*Stored records:*
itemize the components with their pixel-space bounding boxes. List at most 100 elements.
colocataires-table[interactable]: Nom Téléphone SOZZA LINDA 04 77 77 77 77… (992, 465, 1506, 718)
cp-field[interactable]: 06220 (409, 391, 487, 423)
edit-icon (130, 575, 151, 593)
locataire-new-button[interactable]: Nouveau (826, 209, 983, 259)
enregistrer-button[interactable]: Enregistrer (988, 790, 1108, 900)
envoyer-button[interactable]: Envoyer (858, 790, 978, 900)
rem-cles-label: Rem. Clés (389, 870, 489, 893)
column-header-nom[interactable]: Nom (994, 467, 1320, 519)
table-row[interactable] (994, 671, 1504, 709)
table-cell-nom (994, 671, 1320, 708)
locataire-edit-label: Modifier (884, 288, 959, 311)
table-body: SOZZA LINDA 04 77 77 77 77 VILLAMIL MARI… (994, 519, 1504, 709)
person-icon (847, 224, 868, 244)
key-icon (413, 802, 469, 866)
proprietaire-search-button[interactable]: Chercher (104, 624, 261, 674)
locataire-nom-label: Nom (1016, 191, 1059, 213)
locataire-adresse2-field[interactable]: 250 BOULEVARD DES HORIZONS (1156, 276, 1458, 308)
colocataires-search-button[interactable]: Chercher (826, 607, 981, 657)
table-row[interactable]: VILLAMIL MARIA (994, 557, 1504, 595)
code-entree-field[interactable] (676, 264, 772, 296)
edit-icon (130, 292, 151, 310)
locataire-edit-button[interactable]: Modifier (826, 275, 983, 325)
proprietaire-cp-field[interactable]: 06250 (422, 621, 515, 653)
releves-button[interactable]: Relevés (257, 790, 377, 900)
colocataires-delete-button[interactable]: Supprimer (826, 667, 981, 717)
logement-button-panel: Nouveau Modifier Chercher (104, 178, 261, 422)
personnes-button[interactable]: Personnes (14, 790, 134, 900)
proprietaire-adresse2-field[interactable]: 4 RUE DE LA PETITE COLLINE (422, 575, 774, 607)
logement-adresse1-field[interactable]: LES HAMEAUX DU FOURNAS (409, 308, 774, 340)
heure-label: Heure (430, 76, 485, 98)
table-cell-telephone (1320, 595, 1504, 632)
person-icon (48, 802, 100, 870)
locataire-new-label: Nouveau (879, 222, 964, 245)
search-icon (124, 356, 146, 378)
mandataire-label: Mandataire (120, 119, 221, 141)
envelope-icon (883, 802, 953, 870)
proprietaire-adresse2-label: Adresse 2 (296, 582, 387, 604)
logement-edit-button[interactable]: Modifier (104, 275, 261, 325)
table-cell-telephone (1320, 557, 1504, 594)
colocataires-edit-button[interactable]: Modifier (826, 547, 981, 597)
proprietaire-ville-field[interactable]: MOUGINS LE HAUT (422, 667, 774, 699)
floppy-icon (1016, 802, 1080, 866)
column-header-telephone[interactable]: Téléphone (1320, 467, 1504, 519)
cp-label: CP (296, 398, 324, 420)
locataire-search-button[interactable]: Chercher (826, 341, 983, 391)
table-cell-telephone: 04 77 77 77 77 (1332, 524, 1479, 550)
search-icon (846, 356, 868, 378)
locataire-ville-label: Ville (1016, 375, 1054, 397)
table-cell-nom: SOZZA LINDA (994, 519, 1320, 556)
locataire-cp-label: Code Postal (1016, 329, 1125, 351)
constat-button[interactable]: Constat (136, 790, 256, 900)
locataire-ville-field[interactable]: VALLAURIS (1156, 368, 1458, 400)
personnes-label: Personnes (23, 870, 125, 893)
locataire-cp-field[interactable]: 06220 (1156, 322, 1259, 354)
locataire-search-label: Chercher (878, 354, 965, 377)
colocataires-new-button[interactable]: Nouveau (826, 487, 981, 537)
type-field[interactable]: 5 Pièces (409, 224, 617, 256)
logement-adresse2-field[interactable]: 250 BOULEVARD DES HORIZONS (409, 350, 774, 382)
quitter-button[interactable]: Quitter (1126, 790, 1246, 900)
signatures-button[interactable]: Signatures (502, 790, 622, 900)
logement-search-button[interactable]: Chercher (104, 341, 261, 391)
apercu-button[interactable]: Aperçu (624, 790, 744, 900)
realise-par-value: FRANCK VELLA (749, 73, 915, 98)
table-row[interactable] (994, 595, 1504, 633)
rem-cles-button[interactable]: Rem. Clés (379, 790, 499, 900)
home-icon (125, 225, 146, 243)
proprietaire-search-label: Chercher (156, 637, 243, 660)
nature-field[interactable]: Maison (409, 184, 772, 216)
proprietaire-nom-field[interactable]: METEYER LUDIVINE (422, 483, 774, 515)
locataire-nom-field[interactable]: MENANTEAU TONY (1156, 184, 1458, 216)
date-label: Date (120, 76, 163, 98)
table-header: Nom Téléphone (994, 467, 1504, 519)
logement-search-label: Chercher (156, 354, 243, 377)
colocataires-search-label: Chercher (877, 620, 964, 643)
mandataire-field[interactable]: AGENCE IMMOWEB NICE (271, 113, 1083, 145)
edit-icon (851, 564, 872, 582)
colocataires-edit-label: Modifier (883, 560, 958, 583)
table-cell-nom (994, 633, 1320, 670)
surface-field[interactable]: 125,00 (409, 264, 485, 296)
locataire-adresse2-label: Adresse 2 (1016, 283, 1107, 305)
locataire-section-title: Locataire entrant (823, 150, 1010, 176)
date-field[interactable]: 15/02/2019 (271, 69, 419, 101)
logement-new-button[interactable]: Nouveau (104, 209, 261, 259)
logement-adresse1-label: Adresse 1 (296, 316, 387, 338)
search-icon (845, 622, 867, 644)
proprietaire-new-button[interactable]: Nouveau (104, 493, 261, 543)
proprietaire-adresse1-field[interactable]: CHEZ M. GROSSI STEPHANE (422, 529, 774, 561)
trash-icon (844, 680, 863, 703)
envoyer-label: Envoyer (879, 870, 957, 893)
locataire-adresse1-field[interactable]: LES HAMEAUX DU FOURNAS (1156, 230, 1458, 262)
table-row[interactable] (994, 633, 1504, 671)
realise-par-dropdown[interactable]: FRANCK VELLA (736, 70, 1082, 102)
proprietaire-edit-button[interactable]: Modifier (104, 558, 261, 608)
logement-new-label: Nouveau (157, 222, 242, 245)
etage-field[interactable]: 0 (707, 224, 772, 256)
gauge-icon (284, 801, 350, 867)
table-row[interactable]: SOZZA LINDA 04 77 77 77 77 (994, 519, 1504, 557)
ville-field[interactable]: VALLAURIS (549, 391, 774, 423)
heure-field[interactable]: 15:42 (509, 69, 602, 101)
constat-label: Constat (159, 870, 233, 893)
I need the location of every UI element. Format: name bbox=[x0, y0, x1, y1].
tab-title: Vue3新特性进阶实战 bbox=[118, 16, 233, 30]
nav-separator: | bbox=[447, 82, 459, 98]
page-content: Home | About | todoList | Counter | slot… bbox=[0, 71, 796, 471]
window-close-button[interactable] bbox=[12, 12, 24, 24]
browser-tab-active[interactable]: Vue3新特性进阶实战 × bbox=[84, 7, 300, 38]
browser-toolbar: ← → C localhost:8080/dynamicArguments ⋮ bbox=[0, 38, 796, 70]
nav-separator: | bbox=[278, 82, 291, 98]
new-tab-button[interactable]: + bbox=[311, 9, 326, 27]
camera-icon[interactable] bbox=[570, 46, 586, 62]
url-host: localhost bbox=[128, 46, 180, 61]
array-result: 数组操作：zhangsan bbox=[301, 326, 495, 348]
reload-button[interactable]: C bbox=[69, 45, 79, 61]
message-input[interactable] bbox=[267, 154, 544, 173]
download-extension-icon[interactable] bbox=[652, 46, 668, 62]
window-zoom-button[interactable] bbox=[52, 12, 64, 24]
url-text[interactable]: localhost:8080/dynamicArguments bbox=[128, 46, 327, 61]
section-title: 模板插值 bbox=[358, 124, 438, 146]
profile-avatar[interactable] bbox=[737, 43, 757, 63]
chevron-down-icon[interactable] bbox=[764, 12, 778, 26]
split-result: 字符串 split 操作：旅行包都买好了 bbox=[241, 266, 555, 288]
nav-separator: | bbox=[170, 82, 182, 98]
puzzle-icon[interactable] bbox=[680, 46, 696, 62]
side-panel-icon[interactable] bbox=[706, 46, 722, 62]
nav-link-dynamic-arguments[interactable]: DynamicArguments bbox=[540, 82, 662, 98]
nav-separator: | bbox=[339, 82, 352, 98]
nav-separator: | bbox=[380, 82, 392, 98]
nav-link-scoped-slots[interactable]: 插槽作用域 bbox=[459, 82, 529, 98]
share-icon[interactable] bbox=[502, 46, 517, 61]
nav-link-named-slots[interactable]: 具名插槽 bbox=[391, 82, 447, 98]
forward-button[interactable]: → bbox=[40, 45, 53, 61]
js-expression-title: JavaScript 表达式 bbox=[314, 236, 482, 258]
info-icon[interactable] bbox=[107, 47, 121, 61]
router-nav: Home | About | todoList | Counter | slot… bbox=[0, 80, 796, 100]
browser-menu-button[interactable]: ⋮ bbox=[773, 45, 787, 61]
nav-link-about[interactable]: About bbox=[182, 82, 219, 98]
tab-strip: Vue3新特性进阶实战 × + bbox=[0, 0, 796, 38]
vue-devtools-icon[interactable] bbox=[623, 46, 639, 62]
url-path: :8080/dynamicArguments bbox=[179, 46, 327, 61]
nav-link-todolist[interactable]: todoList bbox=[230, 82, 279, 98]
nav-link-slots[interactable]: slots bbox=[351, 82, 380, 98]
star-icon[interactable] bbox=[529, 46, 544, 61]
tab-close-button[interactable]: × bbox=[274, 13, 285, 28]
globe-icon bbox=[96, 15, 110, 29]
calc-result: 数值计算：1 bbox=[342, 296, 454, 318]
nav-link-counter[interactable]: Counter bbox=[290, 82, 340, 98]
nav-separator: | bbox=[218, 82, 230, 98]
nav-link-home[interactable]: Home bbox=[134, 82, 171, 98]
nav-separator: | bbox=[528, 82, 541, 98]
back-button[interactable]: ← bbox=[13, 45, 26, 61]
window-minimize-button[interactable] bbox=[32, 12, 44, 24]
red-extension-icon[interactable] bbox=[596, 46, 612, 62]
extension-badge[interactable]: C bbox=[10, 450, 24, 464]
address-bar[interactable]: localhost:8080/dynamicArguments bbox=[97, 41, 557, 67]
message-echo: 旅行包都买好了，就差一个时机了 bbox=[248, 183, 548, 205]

*What you are asked to do:* Copy out every line of the data that contains the string "separator".

*Solution for this exercise:*
nav-separator: | bbox=[447, 82, 459, 98]
nav-separator: | bbox=[278, 82, 291, 98]
nav-separator: | bbox=[170, 82, 182, 98]
nav-separator: | bbox=[339, 82, 352, 98]
nav-separator: | bbox=[380, 82, 392, 98]
nav-separator: | bbox=[218, 82, 230, 98]
nav-separator: | bbox=[528, 82, 541, 98]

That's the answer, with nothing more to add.